**Supplied passage**
________________

Monday, August 19, 2013

Oven Roasted Okra

Ain't nothing quite as Southern as Okra but growing up as a Southern girl eating plenty of good ol' Southern cookin' and even spending many summers on my Granddaddy's farm ... I refused to try Okra ... no matter how it was cooked: Fried, Stewed with Tomatoes, Tossed into a Gumbo or Brunswick Stew and most definitely NEVER boiled ... eeeew that slimy looking mess ... no way it was going near my mouth.  AND then after once trying to help pick fresh Okra outta the field and having to wear gloves to do it cause the plants have these sticky things that sting and cut your fingers ... I swore I would never eat this stuff ... "if you have to wear gloves to pick it, it's not supposed to be eaten" I said.  LOL

But flash forward to my 30's ... yep it wasn't until I was in my 30's that I let Okra near my mouth.  How that came about was at the time I was working for THE BEST BOSS EVER and he would bring me a plate at lunch (he had a cook that prepared lunch for him) and when it would have Fried Okra on it, I'd turn my nose up at it, wouldn't touch it.  A Co-Worker said "Girl I'll eat it if you won't" and then proceeded to convince me to at least give it a try "it tastes sorta like popcorn, only better".  Well me loving popcorn ... that was the magic word ... I tried it and my love affair with Fried Okra began.  Thanks Kel!!  From then on I loved Okra anyway I had it except boiled LOL  AND to this day, anytime I'm in a restaurant that serves Fried Okra, I have got to try theirs ... course not everybody knows how to cook it, I've learned.  

Okay now about this recipe ...ya'll it is the BEST way I have ever had Okra believeyoume ...definitely a way better tasting (and healthwise) way to eat it instead of fried.  Ya'll have got to give this recipe a try!  AND best yet ... its easy easy easy!!!

Oven Roasted Okra
(2-3 Servings)

1 lb Fresh Okra (you could probably use frozen too)
Extra Virgin Olive Oil*
Sea Salt
Fresh Cracked Black Pepper

Preheat oven to 450 degrees.

Wash the Okra and dry good with a paper towel.  Now, I sliced some of mine and left some of the baby sized ones intact so it doesn't really matter if you slice it or leave it whole.

________________

**Data excerpt**

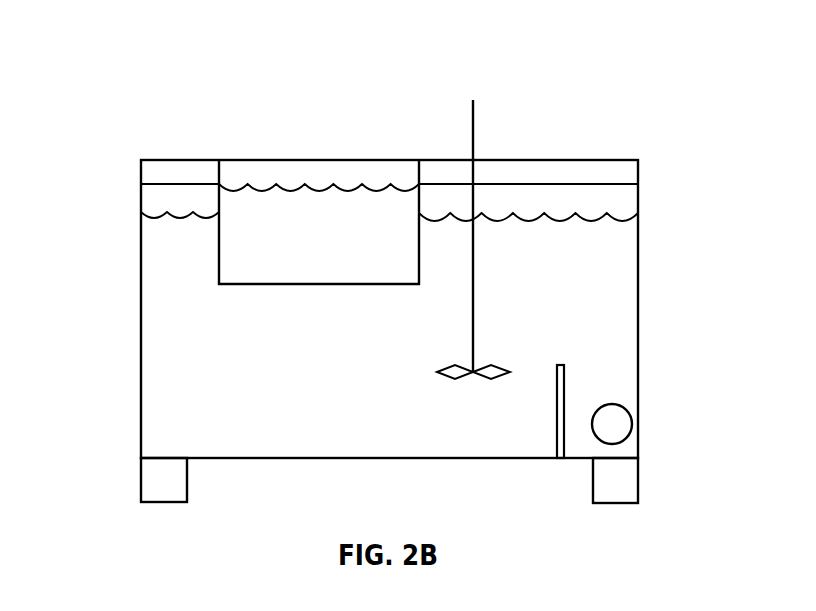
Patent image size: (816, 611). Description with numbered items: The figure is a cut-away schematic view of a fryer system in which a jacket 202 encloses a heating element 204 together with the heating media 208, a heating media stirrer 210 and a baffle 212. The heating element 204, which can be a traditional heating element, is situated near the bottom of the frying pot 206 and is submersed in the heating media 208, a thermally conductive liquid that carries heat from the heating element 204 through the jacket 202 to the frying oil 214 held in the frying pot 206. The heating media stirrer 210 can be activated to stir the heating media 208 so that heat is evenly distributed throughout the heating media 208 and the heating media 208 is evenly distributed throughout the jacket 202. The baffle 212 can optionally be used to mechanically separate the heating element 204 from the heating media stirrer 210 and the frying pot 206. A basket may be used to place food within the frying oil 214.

________________

**Set of tasks**
a – In the okra post, what oven temperature does the recipe call for?
b – Does each statement agree with the okra post? Answer yes or no for each and quote the words from the post that decide it.
(i) The writer did not try okra until reaching their 30's.
(ii) The recipe makes four servings.
(iii) The okra must be sliced before roasting.

**Results**
a – 450 degrees.

b –
(i) Yes: "it wasn't until I was in my 30's that I let Okra near my mouth"
(ii) No: "(2-3 Servings)"
(iii) No: "it doesn't really matter if you slice it or leave it whole"